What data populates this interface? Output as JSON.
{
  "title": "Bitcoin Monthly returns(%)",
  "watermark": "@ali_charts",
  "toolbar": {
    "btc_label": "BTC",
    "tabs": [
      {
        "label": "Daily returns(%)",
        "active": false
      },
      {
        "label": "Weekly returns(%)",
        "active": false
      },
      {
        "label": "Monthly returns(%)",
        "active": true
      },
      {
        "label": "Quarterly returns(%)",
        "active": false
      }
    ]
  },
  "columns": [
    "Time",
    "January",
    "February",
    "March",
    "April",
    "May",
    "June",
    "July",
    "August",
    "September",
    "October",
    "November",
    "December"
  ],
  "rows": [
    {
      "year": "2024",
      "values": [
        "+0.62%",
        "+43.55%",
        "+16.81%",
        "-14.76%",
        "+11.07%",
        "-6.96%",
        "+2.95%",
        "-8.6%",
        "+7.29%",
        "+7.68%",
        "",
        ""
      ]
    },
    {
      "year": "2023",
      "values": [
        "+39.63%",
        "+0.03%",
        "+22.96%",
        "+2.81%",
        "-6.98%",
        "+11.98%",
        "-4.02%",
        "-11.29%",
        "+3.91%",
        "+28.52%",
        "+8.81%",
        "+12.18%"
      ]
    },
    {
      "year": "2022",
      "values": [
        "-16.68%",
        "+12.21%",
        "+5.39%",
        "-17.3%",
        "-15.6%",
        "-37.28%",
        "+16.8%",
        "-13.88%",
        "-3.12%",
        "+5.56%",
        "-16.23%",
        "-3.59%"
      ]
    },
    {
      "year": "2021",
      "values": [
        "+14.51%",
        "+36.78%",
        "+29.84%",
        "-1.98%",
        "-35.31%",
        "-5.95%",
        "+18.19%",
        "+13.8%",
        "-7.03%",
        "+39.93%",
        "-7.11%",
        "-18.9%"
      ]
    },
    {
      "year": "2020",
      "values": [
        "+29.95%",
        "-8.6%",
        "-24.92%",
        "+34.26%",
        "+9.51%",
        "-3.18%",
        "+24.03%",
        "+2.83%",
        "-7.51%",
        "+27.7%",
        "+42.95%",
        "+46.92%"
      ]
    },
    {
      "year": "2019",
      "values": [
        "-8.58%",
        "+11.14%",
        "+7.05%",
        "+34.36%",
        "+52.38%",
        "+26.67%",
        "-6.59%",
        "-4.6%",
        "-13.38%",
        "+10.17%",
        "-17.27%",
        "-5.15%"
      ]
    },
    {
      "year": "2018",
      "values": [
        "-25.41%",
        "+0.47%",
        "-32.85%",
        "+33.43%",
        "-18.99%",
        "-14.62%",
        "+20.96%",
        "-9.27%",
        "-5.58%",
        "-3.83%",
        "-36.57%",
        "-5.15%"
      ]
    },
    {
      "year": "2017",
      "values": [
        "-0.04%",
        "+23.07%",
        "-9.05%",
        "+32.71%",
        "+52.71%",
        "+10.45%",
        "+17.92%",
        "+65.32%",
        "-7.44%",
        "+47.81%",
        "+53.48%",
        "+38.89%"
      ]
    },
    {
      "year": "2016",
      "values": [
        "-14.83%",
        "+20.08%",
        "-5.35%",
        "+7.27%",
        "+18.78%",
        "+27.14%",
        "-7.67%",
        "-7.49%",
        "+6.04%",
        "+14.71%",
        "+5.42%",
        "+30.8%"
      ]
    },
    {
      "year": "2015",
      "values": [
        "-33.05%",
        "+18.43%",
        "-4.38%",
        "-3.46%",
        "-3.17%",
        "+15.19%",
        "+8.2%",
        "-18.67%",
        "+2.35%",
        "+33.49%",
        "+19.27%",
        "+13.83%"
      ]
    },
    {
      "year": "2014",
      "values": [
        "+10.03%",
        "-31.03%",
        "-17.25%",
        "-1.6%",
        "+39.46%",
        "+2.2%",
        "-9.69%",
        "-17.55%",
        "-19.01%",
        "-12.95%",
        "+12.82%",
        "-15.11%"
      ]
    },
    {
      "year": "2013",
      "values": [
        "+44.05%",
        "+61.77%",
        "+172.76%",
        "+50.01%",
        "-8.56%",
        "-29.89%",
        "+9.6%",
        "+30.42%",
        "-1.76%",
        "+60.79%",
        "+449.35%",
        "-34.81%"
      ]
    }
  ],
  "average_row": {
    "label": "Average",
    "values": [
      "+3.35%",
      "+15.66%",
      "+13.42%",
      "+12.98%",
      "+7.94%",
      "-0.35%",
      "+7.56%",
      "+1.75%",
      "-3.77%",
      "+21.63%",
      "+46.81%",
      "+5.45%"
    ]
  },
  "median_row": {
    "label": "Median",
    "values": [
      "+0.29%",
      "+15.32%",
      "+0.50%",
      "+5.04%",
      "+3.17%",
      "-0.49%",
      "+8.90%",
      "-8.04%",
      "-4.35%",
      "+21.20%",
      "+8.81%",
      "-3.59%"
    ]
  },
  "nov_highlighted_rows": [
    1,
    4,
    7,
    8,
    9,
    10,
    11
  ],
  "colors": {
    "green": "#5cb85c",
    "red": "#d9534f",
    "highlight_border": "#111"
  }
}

- **Your goal**: Copy every record exactly, with nothing added or dropped.

- **Output of the task**:
What data populates this interface? Output as JSON.
{
  "title": "Bitcoin Monthly returns(%)",
  "watermark": "@ali_charts",
  "toolbar": {
    "btc_label": "BTC",
    "tabs": [
      {
        "label": "Daily returns(%)",
        "active": false
      },
      {
        "label": "Weekly returns(%)",
        "active": false
      },
      {
        "label": "Monthly returns(%)",
        "active": true
      },
      {
        "label": "Quarterly returns(%)",
        "active": false
      }
    ]
  },
  "columns": [
    "Time",
    "January",
    "February",
    "March",
    "April",
    "May",
    "June",
    "July",
    "August",
    "September",
    "October",
    "November",
    "December"
  ],
  "rows": [
    {
      "year": "2024",
      "values": [
        "+0.62%",
        "+43.55%",
        "+16.81%",
        "-14.76%",
        "+11.07%",
        "-6.96%",
        "+2.95%",
        "-8.6%",
        "+7.29%",
        "+7.68%",
        "",
        ""
      ]
    },
    {
      "year": "2023",
      "values": [
        "+39.63%",
        "+0.03%",
        "+22.96%",
        "+2.81%",
        "-6.98%",
        "+11.98%",
        "-4.02%",
        "-11.29%",
        "+3.91%",
        "+28.52%",
        "+8.81%",
        "+12.18%"
      ]
    },
    {
      "year": "2022",
      "values": [
        "-16.68%",
        "+12.21%",
        "+5.39%",
        "-17.3%",
        "-15.6%",
        "-37.28%",
        "+16.8%",
        "-13.88%",
        "-3.12%",
        "+5.56%",
        "-16.23%",
        "-3.59%"
      ]
    },
    {
      "year": "2021",
      "values": [
        "+14.51%",
        "+36.78%",
        "+29.84%",
        "-1.98%",
        "-35.31%",
        "-5.95%",
        "+18.19%",
        "+13.8%",
        "-7.03%",
        "+39.93%",
        "-7.11%",
        "-18.9%"
      ]
    },
    {
      "year": "2020",
      "values": [
        "+29.95%",
        "-8.6%",
        "-24.92%",
        "+34.26%",
        "+9.51%",
        "-3.18%",
        "+24.03%",
        "+2.83%",
        "-7.51%",
        "+27.7%",
        "+42.95%",
        "+46.92%"
      ]
    },
    {
      "year": "2019",
      "values": [
        "-8.58%",
        "+11.14%",
        "+7.05%",
        "+34.36%",
        "+52.38%",
        "+26.67%",
        "-6.59%",
        "-4.6%",
        "-13.38%",
        "+10.17%",
        "-17.27%",
        "-5.15%"
      ]
    },
    {
      "year": "2018",
      "values": [
        "-25.41%",
        "+0.47%",
        "-32.85%",
        "+33.43%",
        "-18.99%",
        "-14.62%",
        "+20.96%",
        "-9.27%",
        "-5.58%",
        "-3.83%",
        "-36.57%",
        "-5.15%"
      ]
    },
    {
      "year": "2017",
      "values": [
        "-0.04%",
        "+23.07%",
        "-9.05%",
        "+32.71%",
        "+52.71%",
        "+10.45%",
        "+17.92%",
        "+65.32%",
        "-7.44%",
        "+47.81%",
        "+53.48%",
        "+38.89%"
      ]
    },
    {
      "year": "2016",
      "values": [
        "-14.83%",
        "+20.08%",
        "-5.35%",
        "+7.27%",
        "+18.78%",
        "+27.14%",
        "-7.67%",
        "-7.49%",
        "+6.04%",
        "+14.71%",
        "+5.42%",
        "+30.8%"
      ]
    },
    {
      "year": "2015",
      "values": [
        "-33.05%",
        "+18.43%",
        "-4.38%",
        "-3.46%",
        "-3.17%",
        "+15.19%",
        "+8.2%",
        "-18.67%",
        "+2.35%",
        "+33.49%",
        "+19.27%",
        "+13.83%"
      ]
    },
    {
      "year": "2014",
      "values": [
        "+10.03%",
        "-31.03%",
        "-17.25%",
        "-1.6%",
        "+39.46%",
        "+2.2%",
        "-9.69%",
        "-17.55%",
        "-19.01%",
        "-12.95%",
        "+12.82%",
        "-15.11%"
      ]
    },
    {
      "year": "2013",
      "values": [
        "+44.05%",
        "+61.77%",
        "+172.76%",
        "+50.01%",
        "-8.56%",
        "-29.89%",
        "+9.6%",
        "+30.42%",
        "-1.76%",
        "+60.79%",
        "+449.35%",
        "-34.81%"
      ]
    }
  ],
  "average_row": {
    "label": "Average",
    "values": [
      "+3.35%",
      "+15.66%",
      "+13.42%",
      "+12.98%",
      "+7.94%",
      "-0.35%",
      "+7.56%",
      "+1.75%",
      "-3.77%",
      "+21.63%",
      "+46.81%",
      "+5.45%"
    ]
  },
  "median_row": {
    "label": "Median",
    "values": [
      "+0.29%",
      "+15.32%",
      "+0.50%",
      "+5.04%",
      "+3.17%",
      "-0.49%",
      "+8.90%",
      "-8.04%",
      "-4.35%",
      "+21.20%",
      "+8.81%",
      "-3.59%"
    ]
  },
  "nov_highlighted_rows": [
    1,
    4,
    7,
    8,
    9,
    10,
    11
  ],
  "colors": {
    "green": "#5cb85c",
    "red": "#d9534f",
    "highlight_border": "#111"
  }
}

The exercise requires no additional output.